• **Materials provided**
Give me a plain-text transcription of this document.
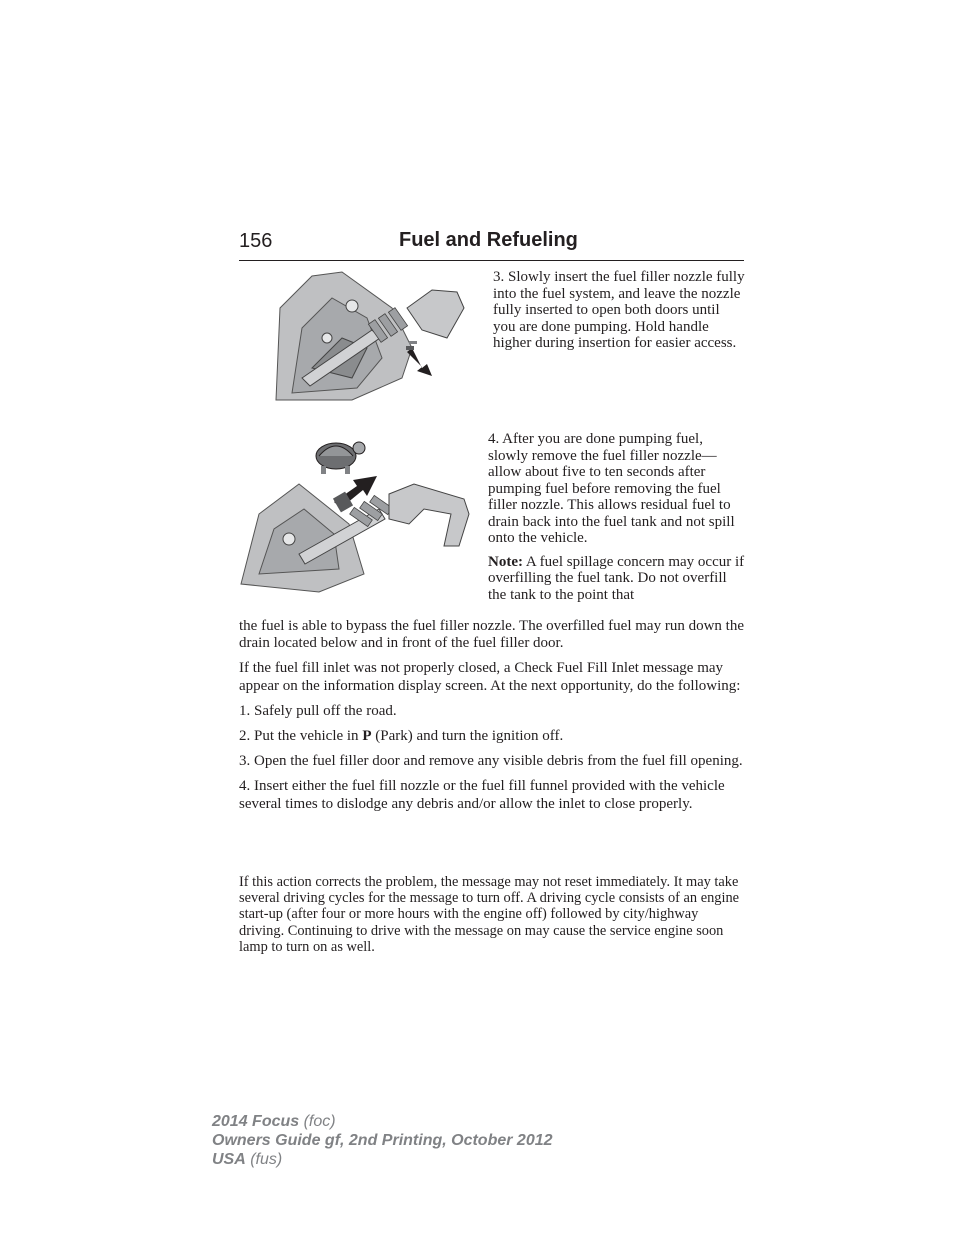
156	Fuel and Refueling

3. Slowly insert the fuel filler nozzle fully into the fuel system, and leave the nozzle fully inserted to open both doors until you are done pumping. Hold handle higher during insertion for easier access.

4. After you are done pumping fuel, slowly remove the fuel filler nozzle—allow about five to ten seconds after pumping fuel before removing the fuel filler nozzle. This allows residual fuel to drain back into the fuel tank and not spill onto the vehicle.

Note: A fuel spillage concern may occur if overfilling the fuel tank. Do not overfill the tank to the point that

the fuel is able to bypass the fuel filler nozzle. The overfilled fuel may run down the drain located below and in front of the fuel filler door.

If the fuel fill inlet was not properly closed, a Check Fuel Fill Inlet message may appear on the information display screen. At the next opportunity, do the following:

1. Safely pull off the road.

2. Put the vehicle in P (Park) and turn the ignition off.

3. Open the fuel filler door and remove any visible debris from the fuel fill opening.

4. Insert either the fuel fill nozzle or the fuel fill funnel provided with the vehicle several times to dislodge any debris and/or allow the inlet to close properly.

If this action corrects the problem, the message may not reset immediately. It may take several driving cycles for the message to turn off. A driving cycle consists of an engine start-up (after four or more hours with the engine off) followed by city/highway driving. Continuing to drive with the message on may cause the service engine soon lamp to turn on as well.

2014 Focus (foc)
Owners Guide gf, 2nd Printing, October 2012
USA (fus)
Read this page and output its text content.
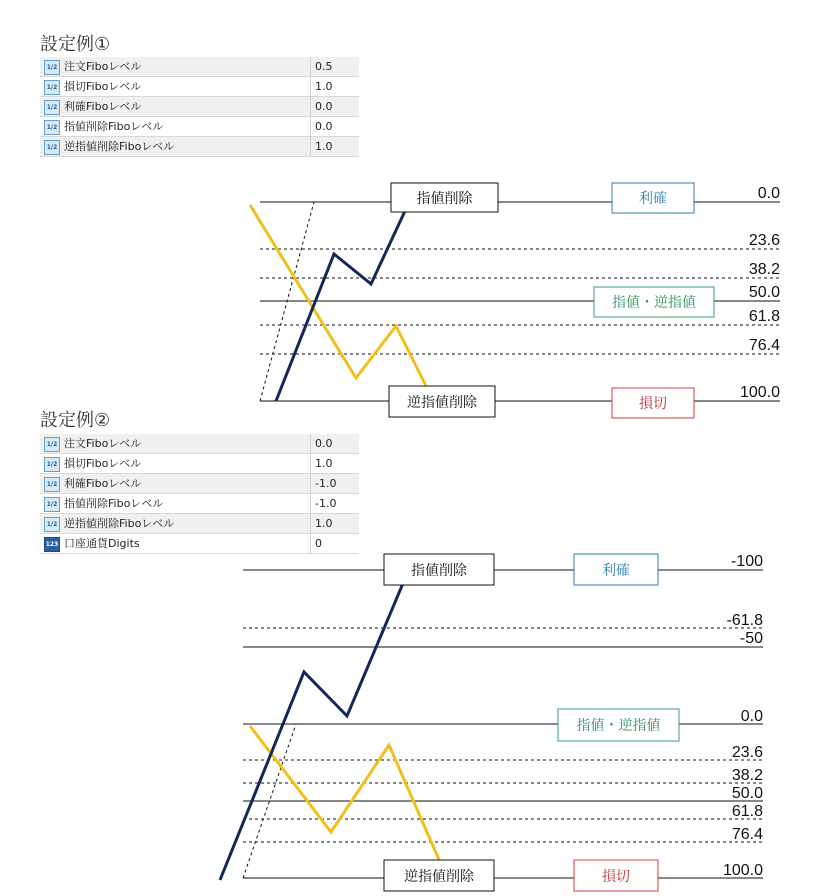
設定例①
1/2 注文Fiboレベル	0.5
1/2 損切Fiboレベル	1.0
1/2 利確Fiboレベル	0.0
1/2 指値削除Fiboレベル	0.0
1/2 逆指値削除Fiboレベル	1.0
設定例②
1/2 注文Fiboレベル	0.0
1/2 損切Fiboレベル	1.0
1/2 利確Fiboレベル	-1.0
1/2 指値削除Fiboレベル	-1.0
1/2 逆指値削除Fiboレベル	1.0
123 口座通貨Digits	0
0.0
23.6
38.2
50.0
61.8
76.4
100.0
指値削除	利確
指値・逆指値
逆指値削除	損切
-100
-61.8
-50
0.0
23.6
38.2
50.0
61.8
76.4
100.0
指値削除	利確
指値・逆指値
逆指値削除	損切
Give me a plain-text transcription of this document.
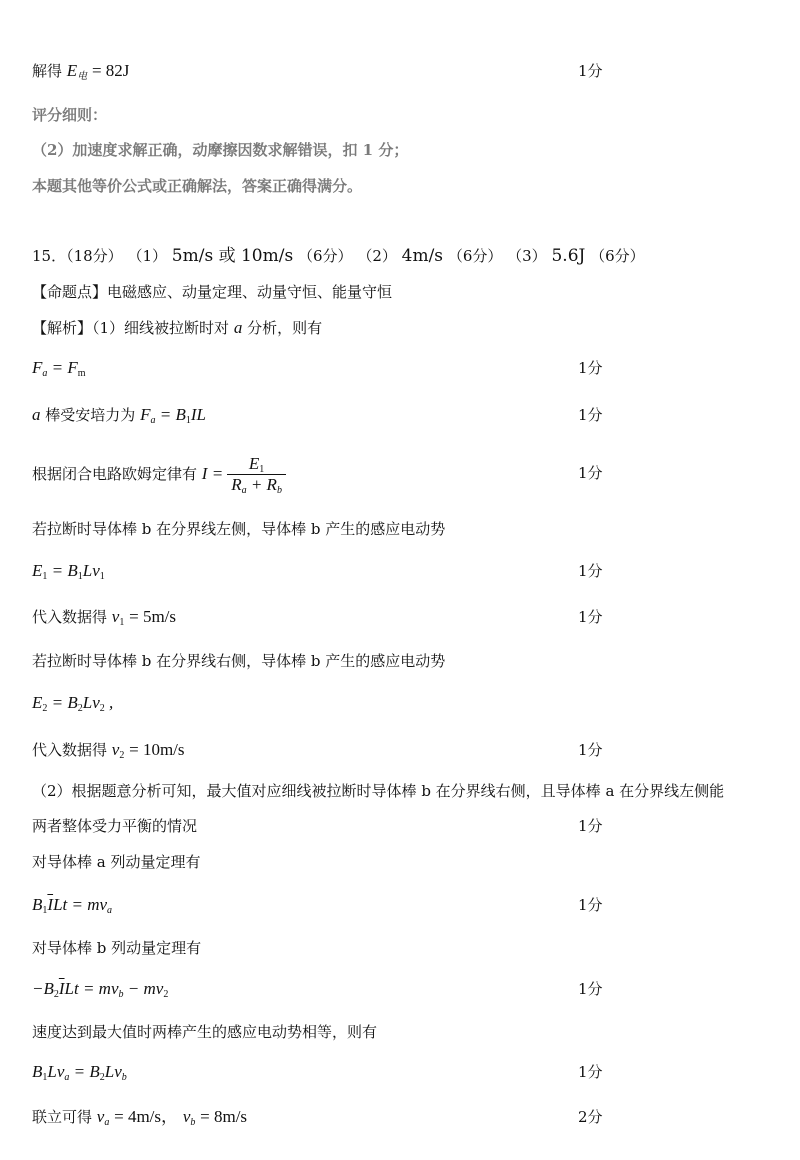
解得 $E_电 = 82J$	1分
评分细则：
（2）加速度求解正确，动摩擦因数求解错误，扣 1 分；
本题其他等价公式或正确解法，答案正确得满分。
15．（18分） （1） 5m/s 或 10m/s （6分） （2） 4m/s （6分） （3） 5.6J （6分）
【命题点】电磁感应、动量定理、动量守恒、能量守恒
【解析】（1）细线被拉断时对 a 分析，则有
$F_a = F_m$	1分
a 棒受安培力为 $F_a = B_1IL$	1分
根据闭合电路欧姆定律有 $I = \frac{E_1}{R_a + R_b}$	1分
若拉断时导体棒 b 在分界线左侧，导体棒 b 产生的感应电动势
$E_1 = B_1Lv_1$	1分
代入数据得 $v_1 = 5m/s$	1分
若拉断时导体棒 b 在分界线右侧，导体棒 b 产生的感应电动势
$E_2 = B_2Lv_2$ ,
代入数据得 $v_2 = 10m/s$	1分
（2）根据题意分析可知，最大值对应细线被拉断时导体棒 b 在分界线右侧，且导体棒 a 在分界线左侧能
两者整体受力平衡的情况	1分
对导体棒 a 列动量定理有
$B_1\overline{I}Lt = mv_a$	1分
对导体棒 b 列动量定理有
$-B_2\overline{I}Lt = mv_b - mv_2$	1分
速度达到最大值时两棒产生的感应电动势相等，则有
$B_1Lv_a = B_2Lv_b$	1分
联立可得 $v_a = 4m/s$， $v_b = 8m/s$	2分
...
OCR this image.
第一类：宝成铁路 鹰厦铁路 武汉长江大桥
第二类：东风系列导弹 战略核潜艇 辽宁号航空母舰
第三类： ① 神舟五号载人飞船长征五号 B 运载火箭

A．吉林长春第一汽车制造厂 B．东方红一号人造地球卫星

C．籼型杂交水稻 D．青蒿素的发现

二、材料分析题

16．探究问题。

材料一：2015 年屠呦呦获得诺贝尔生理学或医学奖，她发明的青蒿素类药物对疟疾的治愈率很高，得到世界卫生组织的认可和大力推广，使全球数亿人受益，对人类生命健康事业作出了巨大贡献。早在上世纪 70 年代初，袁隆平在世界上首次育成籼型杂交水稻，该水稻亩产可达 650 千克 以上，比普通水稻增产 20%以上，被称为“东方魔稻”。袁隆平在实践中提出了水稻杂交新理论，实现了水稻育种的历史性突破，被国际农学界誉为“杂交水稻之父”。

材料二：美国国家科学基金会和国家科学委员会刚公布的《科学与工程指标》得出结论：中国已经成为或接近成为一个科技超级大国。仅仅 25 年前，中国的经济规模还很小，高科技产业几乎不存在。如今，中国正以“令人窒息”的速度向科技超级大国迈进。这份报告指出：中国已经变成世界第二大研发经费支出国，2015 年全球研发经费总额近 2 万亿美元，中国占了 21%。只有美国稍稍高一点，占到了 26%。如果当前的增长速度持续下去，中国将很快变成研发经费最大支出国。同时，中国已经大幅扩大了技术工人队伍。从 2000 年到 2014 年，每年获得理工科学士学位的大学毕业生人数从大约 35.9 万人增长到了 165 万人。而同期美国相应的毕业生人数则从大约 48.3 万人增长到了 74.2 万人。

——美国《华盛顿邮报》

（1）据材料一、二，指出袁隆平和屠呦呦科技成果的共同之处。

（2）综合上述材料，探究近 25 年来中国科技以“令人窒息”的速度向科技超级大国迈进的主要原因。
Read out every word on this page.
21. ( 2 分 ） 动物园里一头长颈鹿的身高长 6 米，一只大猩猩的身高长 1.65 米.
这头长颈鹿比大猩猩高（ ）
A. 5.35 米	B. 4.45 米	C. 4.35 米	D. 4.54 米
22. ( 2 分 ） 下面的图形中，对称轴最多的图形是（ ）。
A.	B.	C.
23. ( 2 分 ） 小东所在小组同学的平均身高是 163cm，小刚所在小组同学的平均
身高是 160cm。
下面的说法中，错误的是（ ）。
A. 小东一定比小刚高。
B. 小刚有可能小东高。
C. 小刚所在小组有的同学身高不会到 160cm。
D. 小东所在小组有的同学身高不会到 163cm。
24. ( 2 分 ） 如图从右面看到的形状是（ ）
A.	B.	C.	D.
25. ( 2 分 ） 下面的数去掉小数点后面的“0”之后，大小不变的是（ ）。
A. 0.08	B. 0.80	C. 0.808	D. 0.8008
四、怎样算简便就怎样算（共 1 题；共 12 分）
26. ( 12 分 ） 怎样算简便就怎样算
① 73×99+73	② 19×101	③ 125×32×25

• **What is expected**
In the entries above, how many lines contain the word "properly"? Answer with the number only.

• **Problem solution**
2